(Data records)
* Begin *

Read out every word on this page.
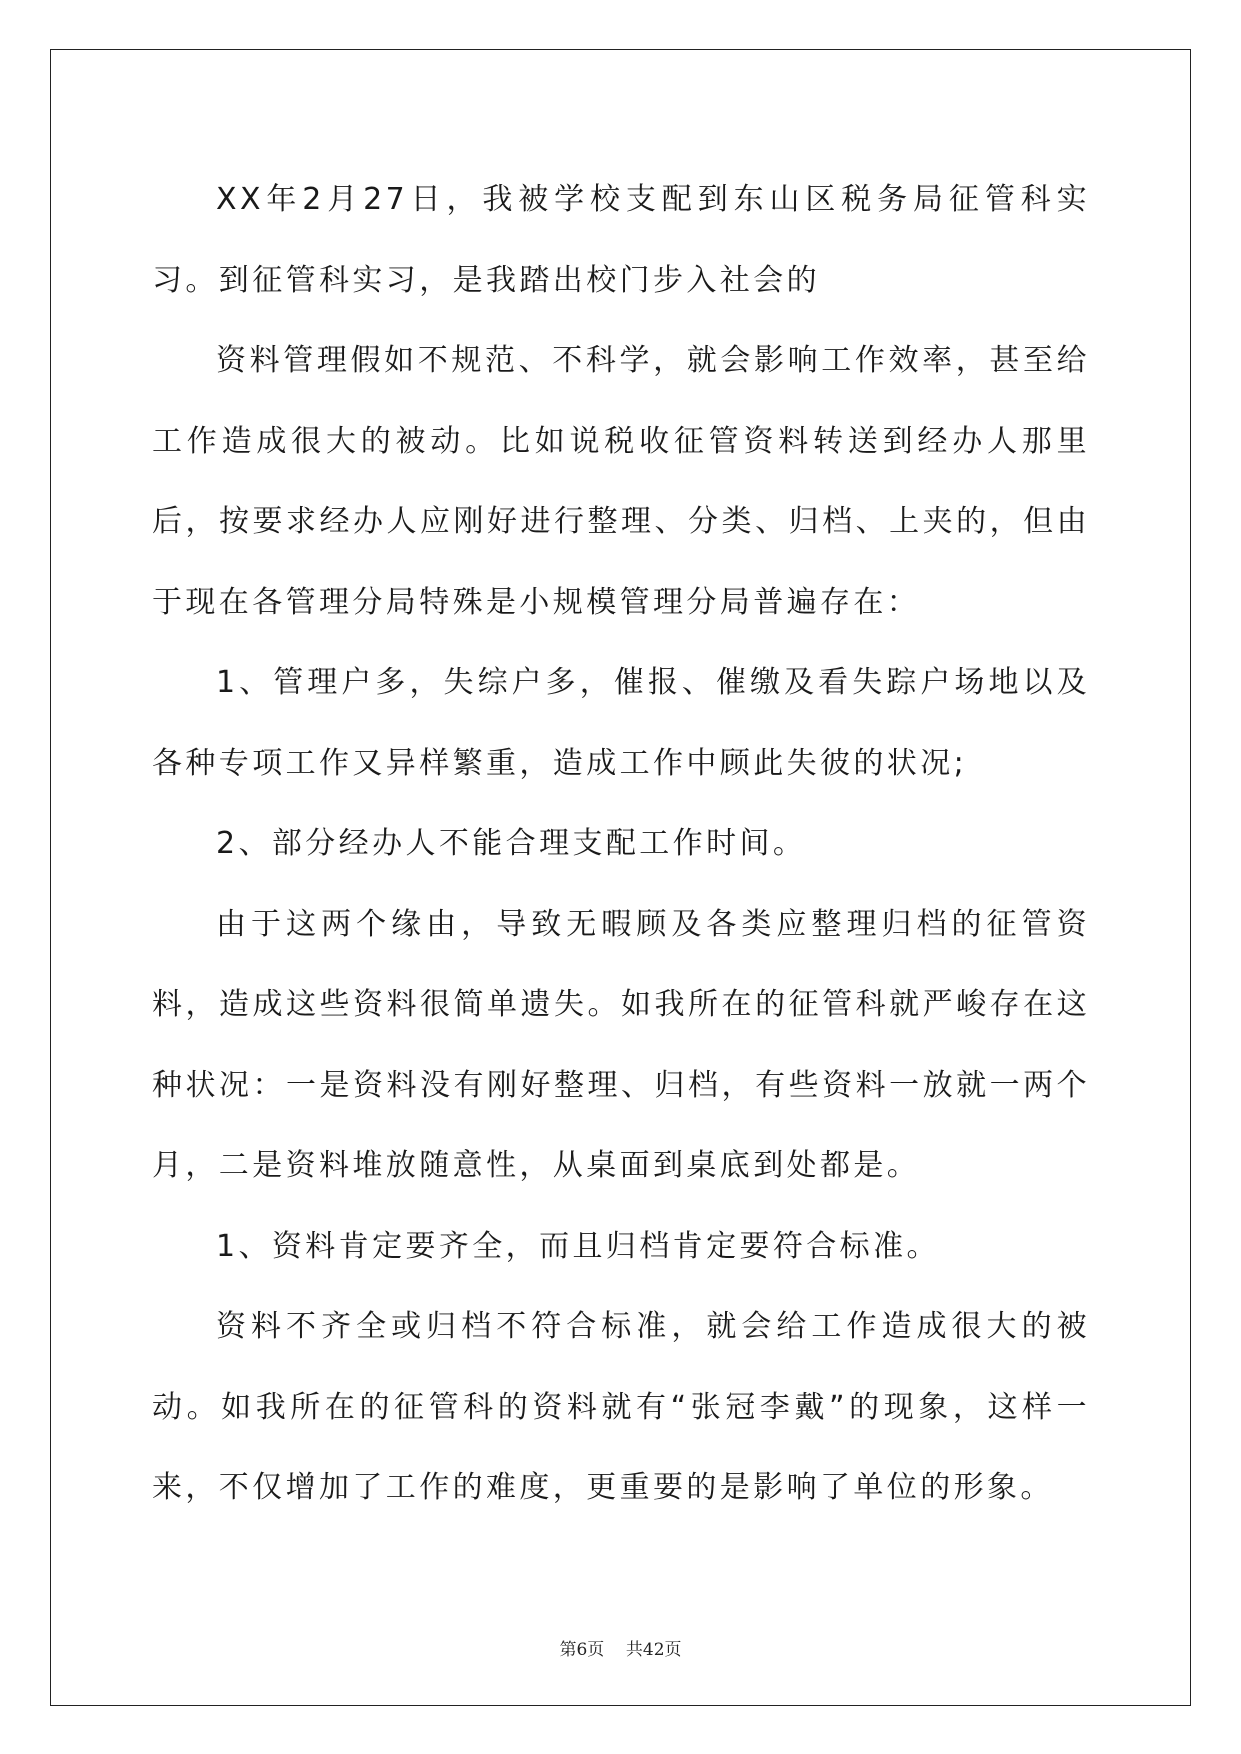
XX年2月27日，我被学校支配到东山区税务局征管科实习。到征管科实习，是我踏出校门步入社会的

资料管理假如不规范、不科学，就会影响工作效率，甚至给工作造成很大的被动。比如说税收征管资料转送到经办人那里后，按要求经办人应刚好进行整理、分类、归档、上夹的，但由于现在各管理分局特殊是小规模管理分局普遍存在：

1、管理户多，失综户多，催报、催缴及看失踪户场地以及各种专项工作又异样繁重，造成工作中顾此失彼的状况;

2、部分经办人不能合理支配工作时间。

由于这两个缘由，导致无暇顾及各类应整理归档的征管资料，造成这些资料很简单遗失。如我所在的征管科就严峻存在这种状况：一是资料没有刚好整理、归档，有些资料一放就一两个月，二是资料堆放随意性，从桌面到桌底到处都是。

1、资料肯定要齐全，而且归档肯定要符合标准。

资料不齐全或归档不符合标准，就会给工作造成很大的被动。如我所在的征管科的资料就有“张冠李戴”的现象，这样一来，不仅增加了工作的难度，更重要的是影响了单位的形象。

第6页 共42页
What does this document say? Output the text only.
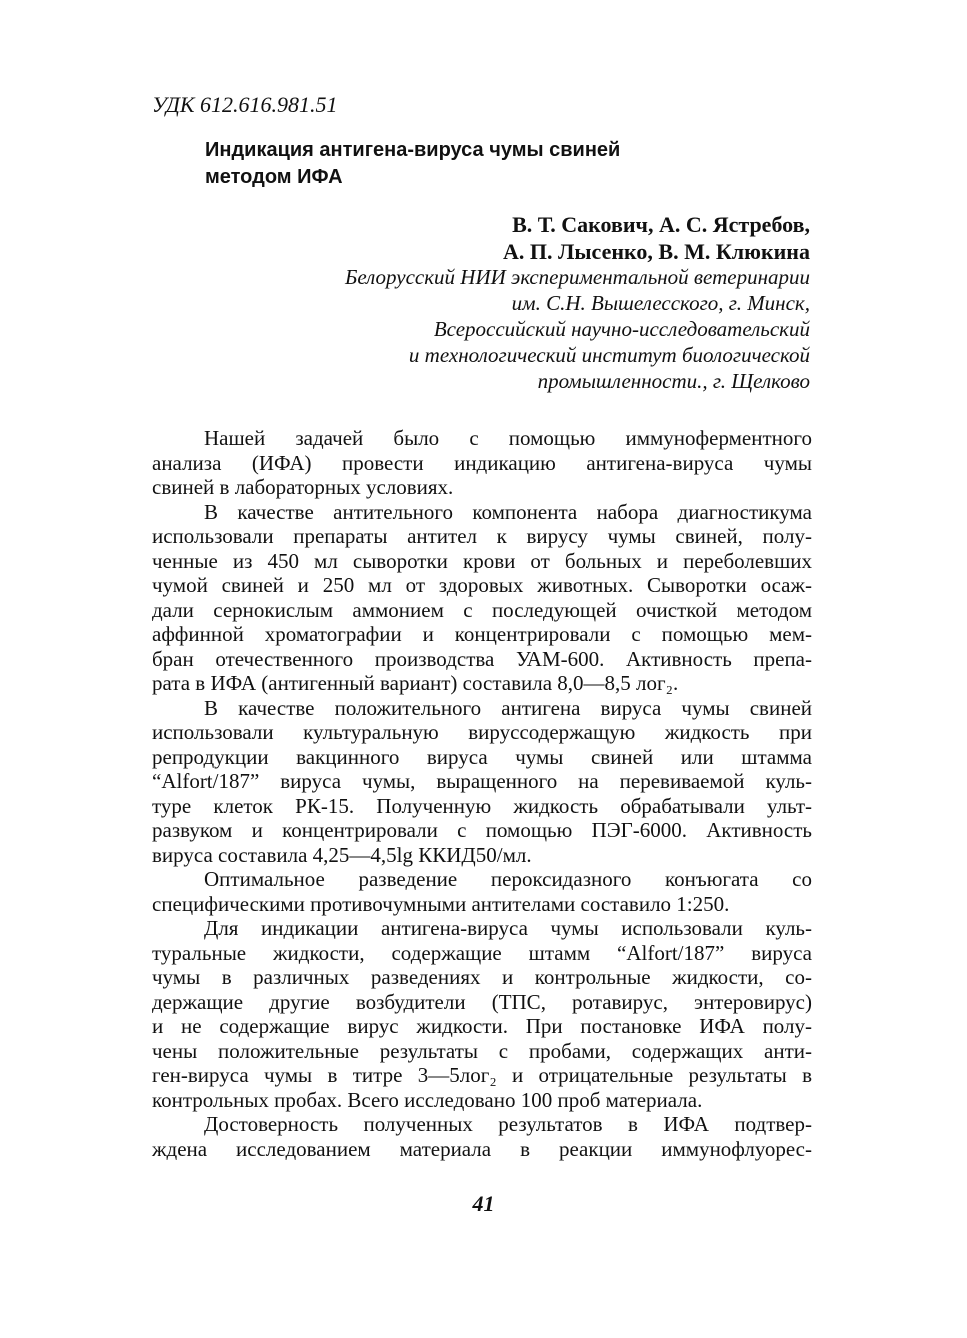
УДК 612.616.981.51
Индикация антигена-вируса чумы свиней
методом ИФА
В. Т. Сакович, А. С. Ястребов,
А. П. Лысенко, В. М. Клюкина
Белорусский НИИ экспериментальной ветеринарии
им. С.Н. Вышелесского, г. Минск,
Всероссийский научно-исследовательский
и технологический институт биологической
промышленности., г. Щелково
Нашей задачей было с помощью иммуноферментного
анализа (ИФА) провести индикацию антигена-вируса чумы
свиней в лабораторных условиях.
В качестве антительного компонента набора диагностикума
использовали препараты антител к вирусу чумы свиней, полу-
ченные из 450 мл сыворотки крови от больных и переболевших
чумой свиней и 250 мл от здоровых животных. Сыворотки осаж-
дали сернокислым аммонием с последующей очисткой методом
аффинной хроматографии и концентрировали с помощью мем-
бран отечественного производства УАМ-600. Активность препа-
рата в ИФА (антигенный вариант) составила 8,0—8,5 лог₂.
В качестве положительного антигена вируса чумы свиней
использовали культуральную вируссодержащую жидкость при
репродукции вакцинного вируса чумы свиней или штамма
“Alfort/187” вируса чумы, выращенного на перевиваемой куль-
туре клеток РК-15. Полученную жидкость обрабатывали ульт-
развуком и концентрировали с помощью ПЭГ-6000. Активность
вируса составила 4,25—4,5lg ККИД50/мл.
Оптимальное разведение пероксидазного конъюгата со
специфическими противочумными антителами составило 1:250.
Для индикации антигена-вируса чумы использовали куль-
туральные жидкости, содержащие штамм “Alfort/187” вируса
чумы в различных разведениях и контрольные жидкости, со-
держащие другие возбудители (ТПС, ротавирус, энтеровирус)
и не содержащие вирус жидкости. При постановке ИФА полу-
чены положительные результаты с пробами, содержащих анти-
ген-вируса чумы в титре 3—5лог₂ и отрицательные результаты в
контрольных пробах. Всего исследовано 100 проб материала.
Достоверность полученных результатов в ИФА подтвер-
ждена исследованием материала в реакции иммунофлуорес-
41
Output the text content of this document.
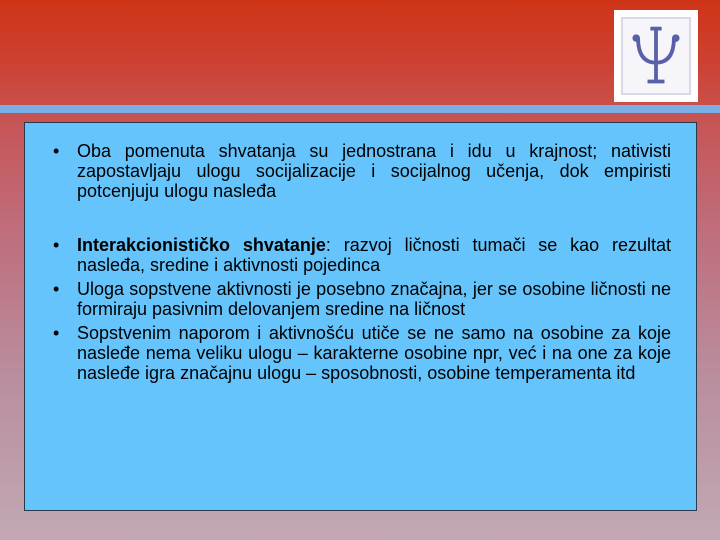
• Oba pomenuta shvatanja su jednostrana i idu u krajnost; nativisti zapostavljaju ulogu socijalizacije i socijalnog učenja, dok empiristi potcenjuju ulogu nasleđa
• Interakcionističko shvatanje: razvoj ličnosti tumači se kao rezultat nasleđa, sredine i aktivnosti pojedinca
• Uloga sopstvene aktivnosti je posebno značajna, jer se osobine ličnosti ne formiraju pasivnim delovanjem sredine na ličnost
• Sopstvenim naporom i aktivnošću utiče se ne samo na osobine za koje nasleđe nema veliku ulogu – karakterne osobine npr, već i na one za koje nasleđe igra značajnu ulogu – sposobnosti, osobine temperamenta itd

* End *

YOUR INSTRUCTIONS
Write out word for word every line from the line with "Output the text content of this document." through the final line of the records, both included, skipping the pictures.

ANSWER IN FULL
Output the text content of this document.
• Oba pomenuta shvatanja su jednostrana i idu u krajnost; nativisti zapostavljaju ulogu socijalizacije i socijalnog učenja, dok empiristi potcenjuju ulogu nasleđa
• Interakcionističko shvatanje: razvoj ličnosti tumači se kao rezultat nasleđa, sredine i aktivnosti pojedinca
• Uloga sopstvene aktivnosti je posebno značajna, jer se osobine ličnosti ne formiraju pasivnim delovanjem sredine na ličnost
• Sopstvenim naporom i aktivnošću utiče se ne samo na osobine za koje nasleđe nema veliku ulogu – karakterne osobine npr, već i na one za koje nasleđe igra značajnu ulogu – sposobnosti, osobine temperamenta itd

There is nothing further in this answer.